- **Set task 1**: From the records, output the lines that start with the line containing "line-marker-label: G bbox=[206, 85, 216, 99]" and end with the line containing "line-marker-label: OI bbox=[455, 51, 470, 65]", both included, and reproduce them character for character.

- **Text provided**:
▬▬▬
NOTE: I have no idea what a really wrong setting could do to your system so, follow the advice at your own risk

----------

## jsnorman

Improvement but not as much as others:

tux jsnorman # hdparm -tT /dev/sda

/dev/sda:

 Timing cached reads:   2688 MB in  2.00 seconds = 1341.52 MB/sec

 Timing buffered disk reads:  186 MB in  3.02 seconds =  61.64 MB/sec

tux jsnorman # hdparm -tT /dev/sda 

/dev/sda:

 Timing cached reads:   2852 MB in  2.09 seconds = 1362.84 MB/sec

 Timing buffered disk reads:  278 MB in  3.00 seconds =  92.59 MB/sec

I am not using raptors, but I do have the 9500S.  Running kernel 2.6.12-gentoo-r6.  My drives are Maxtor Diamonmax 10 (with NCQ) 250GBx3 in RAID 5.  They are used only for data.  My / drives are using software raid (md) but I did not test them yet.
▬▬▬
- **Set task 2**: Return the part of the disk benchmark thread that opens with the words containing "I am not using" and closes with "test them yet.", copied with no changes.

- **Records**:
▬▬▬
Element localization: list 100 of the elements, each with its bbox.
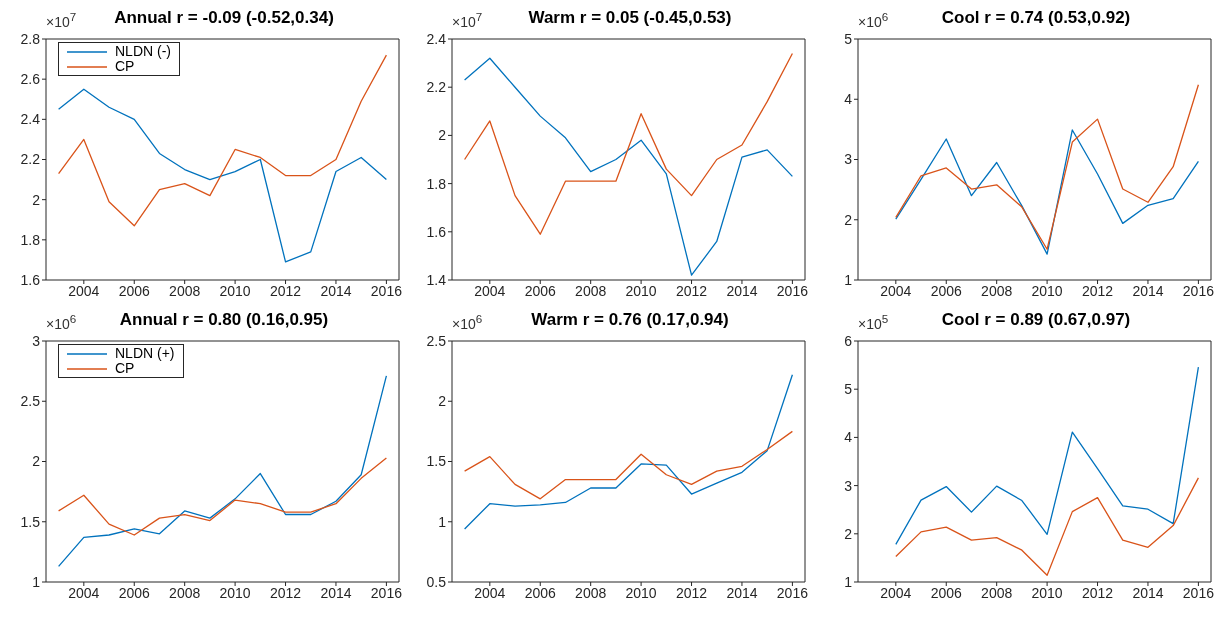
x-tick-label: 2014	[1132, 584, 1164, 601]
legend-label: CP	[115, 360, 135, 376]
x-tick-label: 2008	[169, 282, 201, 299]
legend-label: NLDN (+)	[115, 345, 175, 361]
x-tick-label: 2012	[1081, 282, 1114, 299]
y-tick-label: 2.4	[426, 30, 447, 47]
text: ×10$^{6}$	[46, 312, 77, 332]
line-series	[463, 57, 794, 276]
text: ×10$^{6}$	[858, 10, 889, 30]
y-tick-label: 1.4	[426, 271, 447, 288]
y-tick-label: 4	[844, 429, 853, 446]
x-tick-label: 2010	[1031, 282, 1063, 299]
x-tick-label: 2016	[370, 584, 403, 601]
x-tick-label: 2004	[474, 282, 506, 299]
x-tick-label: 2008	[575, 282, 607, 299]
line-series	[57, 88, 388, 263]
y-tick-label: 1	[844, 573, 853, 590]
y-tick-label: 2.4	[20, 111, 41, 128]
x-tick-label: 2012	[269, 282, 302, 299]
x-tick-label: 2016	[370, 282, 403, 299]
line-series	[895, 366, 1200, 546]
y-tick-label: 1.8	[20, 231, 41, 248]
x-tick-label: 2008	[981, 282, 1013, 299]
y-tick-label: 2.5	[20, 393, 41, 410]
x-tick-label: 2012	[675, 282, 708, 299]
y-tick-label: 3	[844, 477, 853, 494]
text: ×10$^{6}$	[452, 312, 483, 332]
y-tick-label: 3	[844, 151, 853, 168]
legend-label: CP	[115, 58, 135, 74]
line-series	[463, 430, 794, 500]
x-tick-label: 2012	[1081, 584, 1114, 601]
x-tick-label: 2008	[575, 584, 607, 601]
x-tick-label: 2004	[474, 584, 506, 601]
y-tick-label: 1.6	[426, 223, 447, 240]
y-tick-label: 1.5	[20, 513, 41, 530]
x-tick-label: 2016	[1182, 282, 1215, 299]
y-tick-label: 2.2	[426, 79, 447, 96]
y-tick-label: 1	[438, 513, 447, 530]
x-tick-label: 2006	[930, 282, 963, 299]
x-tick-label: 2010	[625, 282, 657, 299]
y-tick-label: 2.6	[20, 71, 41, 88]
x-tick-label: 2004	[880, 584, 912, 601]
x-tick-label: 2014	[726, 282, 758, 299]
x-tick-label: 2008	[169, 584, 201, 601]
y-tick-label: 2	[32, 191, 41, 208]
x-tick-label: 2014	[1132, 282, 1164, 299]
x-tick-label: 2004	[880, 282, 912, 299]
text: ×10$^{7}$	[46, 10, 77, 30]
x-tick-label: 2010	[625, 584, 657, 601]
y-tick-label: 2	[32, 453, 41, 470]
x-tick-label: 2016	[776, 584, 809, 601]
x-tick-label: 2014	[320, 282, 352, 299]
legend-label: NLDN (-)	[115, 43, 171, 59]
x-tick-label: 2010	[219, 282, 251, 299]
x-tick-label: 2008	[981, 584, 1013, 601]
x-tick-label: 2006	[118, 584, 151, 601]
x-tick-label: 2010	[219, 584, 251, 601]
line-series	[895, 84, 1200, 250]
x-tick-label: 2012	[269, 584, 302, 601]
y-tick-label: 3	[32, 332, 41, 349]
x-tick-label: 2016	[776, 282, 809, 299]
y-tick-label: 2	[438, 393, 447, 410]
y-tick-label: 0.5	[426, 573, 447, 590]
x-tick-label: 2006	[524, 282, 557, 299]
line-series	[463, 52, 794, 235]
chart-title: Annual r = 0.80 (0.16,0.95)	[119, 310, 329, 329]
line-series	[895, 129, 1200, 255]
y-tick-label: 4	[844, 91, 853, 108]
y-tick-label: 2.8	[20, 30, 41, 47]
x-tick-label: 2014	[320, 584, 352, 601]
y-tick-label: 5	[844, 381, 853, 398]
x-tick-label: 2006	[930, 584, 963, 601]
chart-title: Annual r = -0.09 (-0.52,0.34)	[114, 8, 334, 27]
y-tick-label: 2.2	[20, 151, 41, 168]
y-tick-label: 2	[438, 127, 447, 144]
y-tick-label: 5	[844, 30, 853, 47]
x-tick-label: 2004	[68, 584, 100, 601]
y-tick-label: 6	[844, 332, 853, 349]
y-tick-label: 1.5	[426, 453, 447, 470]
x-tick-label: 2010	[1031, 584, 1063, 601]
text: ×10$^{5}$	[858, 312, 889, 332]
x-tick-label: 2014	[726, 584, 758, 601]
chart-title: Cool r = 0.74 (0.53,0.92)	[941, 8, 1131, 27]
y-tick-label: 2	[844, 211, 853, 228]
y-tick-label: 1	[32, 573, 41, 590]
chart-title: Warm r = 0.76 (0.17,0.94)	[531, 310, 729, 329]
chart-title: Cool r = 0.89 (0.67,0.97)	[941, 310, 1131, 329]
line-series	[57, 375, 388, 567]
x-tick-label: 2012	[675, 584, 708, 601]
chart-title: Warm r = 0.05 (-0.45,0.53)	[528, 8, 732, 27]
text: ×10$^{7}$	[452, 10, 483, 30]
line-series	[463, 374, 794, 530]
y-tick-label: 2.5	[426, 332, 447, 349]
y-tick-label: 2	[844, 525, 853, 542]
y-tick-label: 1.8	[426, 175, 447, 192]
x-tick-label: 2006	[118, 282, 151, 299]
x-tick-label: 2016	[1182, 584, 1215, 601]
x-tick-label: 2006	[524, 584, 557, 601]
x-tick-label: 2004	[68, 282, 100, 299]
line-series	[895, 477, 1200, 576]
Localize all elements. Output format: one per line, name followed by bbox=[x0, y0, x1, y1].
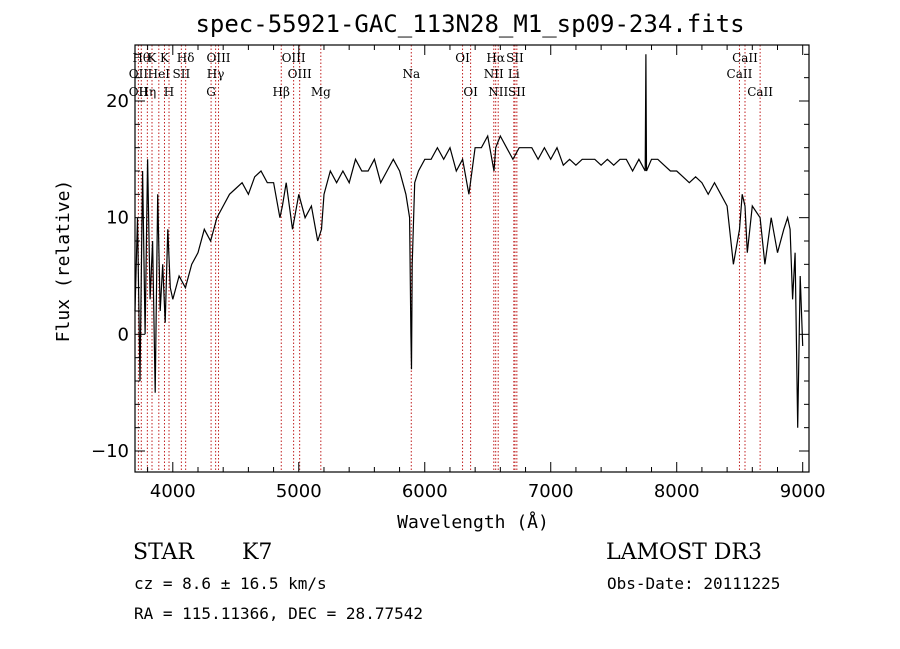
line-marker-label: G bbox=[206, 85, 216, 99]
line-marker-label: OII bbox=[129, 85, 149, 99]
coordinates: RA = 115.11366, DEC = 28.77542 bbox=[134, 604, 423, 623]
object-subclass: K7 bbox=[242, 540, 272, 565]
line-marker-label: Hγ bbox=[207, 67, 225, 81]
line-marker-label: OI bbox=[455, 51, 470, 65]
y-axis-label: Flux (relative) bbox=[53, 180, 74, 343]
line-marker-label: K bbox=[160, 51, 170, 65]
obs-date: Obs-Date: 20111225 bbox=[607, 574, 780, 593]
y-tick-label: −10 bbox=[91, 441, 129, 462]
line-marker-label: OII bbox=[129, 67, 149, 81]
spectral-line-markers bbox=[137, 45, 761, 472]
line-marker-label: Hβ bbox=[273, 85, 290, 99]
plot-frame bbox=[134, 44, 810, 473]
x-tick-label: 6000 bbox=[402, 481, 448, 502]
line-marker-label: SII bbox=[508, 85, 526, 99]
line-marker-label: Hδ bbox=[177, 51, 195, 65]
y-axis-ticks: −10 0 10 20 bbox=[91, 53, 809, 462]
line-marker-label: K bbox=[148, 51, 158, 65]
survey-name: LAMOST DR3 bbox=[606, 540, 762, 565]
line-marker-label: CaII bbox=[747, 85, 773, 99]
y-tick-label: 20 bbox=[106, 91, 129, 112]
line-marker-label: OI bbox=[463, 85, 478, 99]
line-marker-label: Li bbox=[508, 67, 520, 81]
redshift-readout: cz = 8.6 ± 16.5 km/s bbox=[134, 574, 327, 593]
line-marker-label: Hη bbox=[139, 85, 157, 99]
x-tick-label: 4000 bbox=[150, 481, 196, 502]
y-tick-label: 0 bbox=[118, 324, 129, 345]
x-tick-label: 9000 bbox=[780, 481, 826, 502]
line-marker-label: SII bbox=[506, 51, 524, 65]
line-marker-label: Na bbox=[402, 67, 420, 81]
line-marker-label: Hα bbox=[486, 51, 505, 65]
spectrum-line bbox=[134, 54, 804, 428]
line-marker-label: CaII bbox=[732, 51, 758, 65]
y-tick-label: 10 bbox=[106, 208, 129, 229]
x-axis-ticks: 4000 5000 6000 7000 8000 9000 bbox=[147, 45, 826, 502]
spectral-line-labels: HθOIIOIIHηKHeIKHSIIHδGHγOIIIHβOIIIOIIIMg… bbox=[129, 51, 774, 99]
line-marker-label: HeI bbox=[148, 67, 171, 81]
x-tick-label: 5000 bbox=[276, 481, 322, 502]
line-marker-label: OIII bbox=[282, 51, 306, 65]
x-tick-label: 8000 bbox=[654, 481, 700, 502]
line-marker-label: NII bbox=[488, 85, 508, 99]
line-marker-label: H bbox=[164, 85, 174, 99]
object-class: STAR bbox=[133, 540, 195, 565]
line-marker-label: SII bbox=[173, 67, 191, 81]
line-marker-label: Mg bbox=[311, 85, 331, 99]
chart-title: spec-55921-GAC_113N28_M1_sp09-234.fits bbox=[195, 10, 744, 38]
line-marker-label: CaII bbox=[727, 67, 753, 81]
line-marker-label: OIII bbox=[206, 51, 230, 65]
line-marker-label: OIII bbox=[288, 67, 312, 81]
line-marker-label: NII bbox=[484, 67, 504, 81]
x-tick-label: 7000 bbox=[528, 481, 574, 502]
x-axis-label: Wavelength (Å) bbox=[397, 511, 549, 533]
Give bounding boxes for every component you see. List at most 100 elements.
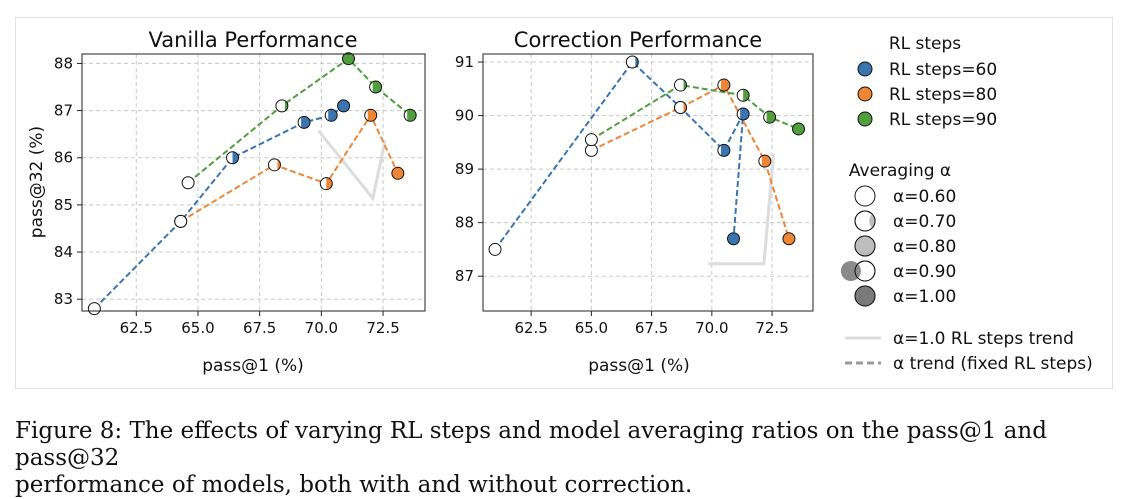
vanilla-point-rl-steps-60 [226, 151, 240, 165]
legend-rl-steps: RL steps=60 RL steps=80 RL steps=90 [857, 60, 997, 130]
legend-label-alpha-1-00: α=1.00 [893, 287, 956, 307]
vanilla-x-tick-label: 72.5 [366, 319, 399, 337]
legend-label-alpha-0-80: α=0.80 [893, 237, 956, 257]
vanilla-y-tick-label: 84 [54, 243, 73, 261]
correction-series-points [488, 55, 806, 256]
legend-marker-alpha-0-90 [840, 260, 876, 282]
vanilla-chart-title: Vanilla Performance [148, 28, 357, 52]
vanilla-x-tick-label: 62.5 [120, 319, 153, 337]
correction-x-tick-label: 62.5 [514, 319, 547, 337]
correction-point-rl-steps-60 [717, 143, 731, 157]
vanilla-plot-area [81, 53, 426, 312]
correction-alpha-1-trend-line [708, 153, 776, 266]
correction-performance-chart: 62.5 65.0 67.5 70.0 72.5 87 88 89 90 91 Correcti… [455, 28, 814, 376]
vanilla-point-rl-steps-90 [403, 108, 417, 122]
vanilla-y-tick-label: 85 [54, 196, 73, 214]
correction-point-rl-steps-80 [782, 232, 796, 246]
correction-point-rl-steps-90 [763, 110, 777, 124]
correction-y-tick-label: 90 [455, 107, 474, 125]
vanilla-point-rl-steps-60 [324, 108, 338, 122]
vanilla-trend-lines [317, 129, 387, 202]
▬▬▬
- **Full solution 1**:
line-marker-label: G bbox=[206, 85, 216, 99]
line-marker-label: OII bbox=[129, 85, 149, 99]
coordinates: RA = 115.11366, DEC = 28.77542 bbox=[134, 604, 423, 623]
object-subclass: K7 bbox=[242, 540, 272, 565]
line-marker-label: Hγ bbox=[207, 67, 225, 81]
line-marker-label: OI bbox=[455, 51, 470, 65]

- **Full solution 2**:
I am not using raptors, but I do have the 9500S.  Running kernel 2.6.12-gentoo-r6.  My drives are Maxtor Diamonmax 10 (with NCQ) 250GBx3 in RAID 5.  They are used only for data.  My / drives are using software raid (md) but I did not test them yet.